TEXT SHOWN »
---

Homilies

HOMILY FOR THURSDAY 1ST WEEK OF LENT C + BLESSING OF ST. PATRICK’S GREEN

14 Mar 2019

It is a very comforting promise that Christ makes us in today’s Gospel (Mt 7:7-12): “Ask, and it will be given to you; search, and you will find; knock and the door will be opened to you. For the one who asks always receives; the one who searches always finds.”

It’s a comforting promise but can be a disappointing one. How often in life do we see others, innocent of wrongdoing and full of faith or good will, suffering terribly, and their own prayers and the intercession of others seems of no avail. Sometimes the very same people seem to suffer one bit of bad lack after another. Some have experiences that would be too much for anyone to bear. Sometimes these things happen to people near and dear to us. Or maybe to ourselves. Sometimes we experience an almost overwhelming desolation; God seems to be giving us the stone instead of the bread, a snake instead of a fish. Where is God cry out to Him in desperation?

Well, as many of you know, a year after I was installed as archbishop, I was struck with Guillain-Barré Syndrome and totally paralysed. I spent the following five months in hospital, gradually recovering the use of my nerves and muscles. It was a terrifying and painful experience, and I would not wish it on anyone, even if I can now say I learned a lot from it. This experience of vulnerability and care underlined for me how precious is the relationship inspired by Christ, ‘the Physician of Bodies and Souls’, who addressed the whole human person He encountered, including their physical, psychological, social and spiritual needs, who invested Himself so completely in them that He gave His very life for them, and who has inspired Christian ventures in hospital, hospice and aged care for the two millennia since he walked the earth.

Here are a few reflections about prayer from my own time of frailty and suffering. One is: that we don’t always know what to pray for, what we really need, what is best for us or for others. Often, when we are weak or needy, while never abrogating personal responsibility, we do need to let go of a lot of control and trust others to make the decisions or do the caring. And the same applies with God: we have to “let go and let God” – like Esther is our first reading today (Est 14:1-14). God may very well be hearing our prayers but responding in a way different to what we’d wanted – a way both very real and for the best…

Secondly, when we can’t see any evidence that God is responding to our prayers, it may be because we are blind to the miracles, looking in the wrong place or for the wrong thing, or are just too close to things to see the big picture. Often the providence of God, which again is very real, is only clear to us in retrospect, when we have a bit of distance.

---

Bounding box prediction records
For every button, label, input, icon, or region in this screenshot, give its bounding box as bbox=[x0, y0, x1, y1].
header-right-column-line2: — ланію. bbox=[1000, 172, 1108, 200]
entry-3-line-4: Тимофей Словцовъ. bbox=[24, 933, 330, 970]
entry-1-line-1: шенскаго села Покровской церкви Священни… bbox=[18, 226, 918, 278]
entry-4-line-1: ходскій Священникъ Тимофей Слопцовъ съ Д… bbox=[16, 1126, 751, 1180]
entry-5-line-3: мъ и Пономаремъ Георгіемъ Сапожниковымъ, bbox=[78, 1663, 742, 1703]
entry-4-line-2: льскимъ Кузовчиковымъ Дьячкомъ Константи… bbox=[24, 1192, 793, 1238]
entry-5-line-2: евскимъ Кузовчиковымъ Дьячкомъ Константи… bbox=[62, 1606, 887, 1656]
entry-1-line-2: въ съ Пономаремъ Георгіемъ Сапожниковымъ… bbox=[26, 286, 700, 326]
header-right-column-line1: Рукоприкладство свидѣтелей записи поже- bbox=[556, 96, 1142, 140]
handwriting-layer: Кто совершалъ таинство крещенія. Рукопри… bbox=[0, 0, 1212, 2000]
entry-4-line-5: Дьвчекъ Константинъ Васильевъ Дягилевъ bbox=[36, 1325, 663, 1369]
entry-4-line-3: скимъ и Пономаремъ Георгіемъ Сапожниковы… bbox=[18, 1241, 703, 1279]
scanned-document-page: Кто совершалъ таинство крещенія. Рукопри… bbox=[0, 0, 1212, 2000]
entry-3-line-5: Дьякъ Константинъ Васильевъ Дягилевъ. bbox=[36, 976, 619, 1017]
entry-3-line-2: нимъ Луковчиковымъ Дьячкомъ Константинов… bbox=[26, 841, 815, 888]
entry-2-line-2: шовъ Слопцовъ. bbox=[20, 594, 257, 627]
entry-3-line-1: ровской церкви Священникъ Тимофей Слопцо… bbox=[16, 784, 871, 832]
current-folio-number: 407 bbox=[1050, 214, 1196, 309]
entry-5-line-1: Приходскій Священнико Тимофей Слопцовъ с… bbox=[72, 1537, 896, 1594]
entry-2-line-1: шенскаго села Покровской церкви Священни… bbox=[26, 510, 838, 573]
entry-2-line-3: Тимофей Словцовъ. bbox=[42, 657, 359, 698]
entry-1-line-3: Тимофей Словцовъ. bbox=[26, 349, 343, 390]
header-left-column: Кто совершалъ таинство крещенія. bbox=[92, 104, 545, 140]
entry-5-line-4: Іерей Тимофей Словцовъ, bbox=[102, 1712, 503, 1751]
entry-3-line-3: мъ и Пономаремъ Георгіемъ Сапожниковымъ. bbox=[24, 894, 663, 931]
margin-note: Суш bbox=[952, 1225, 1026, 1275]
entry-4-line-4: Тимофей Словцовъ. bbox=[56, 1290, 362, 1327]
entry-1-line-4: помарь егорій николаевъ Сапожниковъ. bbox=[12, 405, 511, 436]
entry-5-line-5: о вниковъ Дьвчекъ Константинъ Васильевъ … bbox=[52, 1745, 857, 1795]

---

EXERCISE 1 »
According to the homily, which kinds of human needs did Christ address in the whole person He encountered? List them all.
EXERCISE 2 »
Check each statement against the homily and answer yes or no, quoting the words that decide it: (a) The speaker spent five months in hospital. (b) The speaker was struck with Guillain-Barré Syndrome before being installed as archbishop. (c) The first reading of the day is from Esther.
The records are not needed for this work.

EXPECTED ANSWER 1 »
Physical, psychological, social and spiritual.

EXPECTED ANSWER 2 »
(a) Yes: "I spent the following five months in hospital"
(b) No: "a year after I was installed as archbishop, I was struck with Guillain-Barré Syndrome"
(c) Yes: "like Esther is our first reading today (Est 14:1-14)"